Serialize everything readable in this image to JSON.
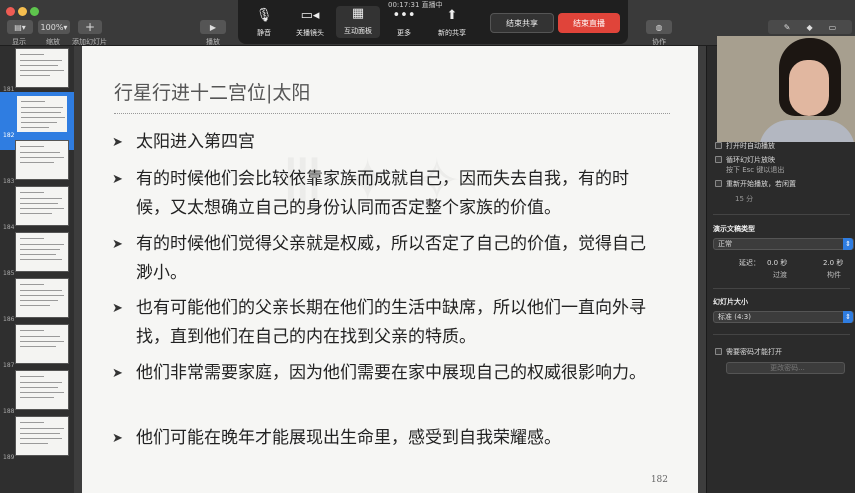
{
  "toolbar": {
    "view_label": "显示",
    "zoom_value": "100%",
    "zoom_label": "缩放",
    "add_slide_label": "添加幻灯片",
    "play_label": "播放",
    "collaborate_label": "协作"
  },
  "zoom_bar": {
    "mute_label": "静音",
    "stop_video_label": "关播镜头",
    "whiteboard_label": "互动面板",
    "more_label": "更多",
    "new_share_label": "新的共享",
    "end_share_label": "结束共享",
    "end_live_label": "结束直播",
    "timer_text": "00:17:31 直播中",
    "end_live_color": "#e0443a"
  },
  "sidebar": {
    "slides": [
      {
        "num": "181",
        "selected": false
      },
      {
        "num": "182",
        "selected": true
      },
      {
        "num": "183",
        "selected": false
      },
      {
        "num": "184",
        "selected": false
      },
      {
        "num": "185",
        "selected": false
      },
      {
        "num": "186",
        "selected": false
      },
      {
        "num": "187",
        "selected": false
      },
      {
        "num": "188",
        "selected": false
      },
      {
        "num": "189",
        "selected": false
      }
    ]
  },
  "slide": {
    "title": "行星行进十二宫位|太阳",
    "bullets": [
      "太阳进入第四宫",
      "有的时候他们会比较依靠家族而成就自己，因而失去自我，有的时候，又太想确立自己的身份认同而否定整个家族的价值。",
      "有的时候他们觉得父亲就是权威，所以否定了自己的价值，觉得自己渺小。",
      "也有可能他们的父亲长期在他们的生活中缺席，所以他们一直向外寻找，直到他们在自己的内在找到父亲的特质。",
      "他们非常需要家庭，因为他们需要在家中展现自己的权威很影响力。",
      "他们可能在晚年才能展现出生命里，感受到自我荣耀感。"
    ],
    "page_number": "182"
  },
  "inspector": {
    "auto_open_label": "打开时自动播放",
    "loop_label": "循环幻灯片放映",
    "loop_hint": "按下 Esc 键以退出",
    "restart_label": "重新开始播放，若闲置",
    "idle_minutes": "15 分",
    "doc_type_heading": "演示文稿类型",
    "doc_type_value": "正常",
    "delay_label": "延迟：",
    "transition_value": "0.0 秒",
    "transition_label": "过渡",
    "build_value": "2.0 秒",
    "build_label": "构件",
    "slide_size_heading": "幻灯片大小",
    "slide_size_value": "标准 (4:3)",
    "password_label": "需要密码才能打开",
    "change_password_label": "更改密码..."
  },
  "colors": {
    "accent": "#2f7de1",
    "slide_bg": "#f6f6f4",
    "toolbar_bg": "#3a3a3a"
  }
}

...

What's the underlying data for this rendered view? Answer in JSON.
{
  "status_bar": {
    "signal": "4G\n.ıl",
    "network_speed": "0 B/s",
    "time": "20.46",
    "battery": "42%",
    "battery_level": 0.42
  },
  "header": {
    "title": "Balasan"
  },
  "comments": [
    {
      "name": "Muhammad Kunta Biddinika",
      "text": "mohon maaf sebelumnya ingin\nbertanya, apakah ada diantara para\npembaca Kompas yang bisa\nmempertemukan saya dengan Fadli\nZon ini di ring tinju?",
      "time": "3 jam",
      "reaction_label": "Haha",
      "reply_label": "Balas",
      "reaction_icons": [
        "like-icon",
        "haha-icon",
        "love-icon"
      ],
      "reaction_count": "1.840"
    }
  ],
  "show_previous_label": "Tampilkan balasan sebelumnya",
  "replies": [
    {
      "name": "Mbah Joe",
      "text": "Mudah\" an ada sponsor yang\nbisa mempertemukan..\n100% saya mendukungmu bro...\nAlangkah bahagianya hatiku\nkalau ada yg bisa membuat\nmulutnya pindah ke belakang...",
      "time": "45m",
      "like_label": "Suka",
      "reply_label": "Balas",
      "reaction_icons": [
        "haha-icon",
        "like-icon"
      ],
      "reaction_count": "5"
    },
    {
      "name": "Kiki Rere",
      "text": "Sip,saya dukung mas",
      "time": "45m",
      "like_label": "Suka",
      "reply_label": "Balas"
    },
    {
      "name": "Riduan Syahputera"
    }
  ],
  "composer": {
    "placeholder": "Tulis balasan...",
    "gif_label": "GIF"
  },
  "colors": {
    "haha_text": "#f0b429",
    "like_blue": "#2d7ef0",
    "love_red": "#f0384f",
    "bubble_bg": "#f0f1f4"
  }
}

* * *

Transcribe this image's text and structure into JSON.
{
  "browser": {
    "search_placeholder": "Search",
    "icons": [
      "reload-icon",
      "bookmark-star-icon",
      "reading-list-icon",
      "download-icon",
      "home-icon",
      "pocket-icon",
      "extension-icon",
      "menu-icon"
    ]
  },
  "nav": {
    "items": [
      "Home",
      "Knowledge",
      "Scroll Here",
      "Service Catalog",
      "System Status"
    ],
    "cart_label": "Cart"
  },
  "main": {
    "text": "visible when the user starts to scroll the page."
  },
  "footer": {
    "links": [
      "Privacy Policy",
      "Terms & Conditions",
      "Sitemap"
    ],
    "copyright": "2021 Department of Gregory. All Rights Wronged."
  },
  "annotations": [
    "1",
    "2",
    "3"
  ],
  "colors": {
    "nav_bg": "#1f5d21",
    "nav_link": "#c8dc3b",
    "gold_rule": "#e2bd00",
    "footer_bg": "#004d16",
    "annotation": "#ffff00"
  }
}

### Set problem
In the listing above, find each line with the word "yang" and copy it.

### Task output
      "text": "mohon maaf sebelumnya ingin\nbertanya, apakah ada diantara para\npembaca Kompas yang bisa\nmempertemukan saya dengan Fadli\nZon ini di ring tinju?",
      "text": "Mudah\" an ada sponsor yang\nbisa mempertemukan..\n100% saya mendukungmu bro...\nAlangkah bahagianya hatiku\nkalau ada yg bisa membuat\nmulutnya pindah ke belakang...",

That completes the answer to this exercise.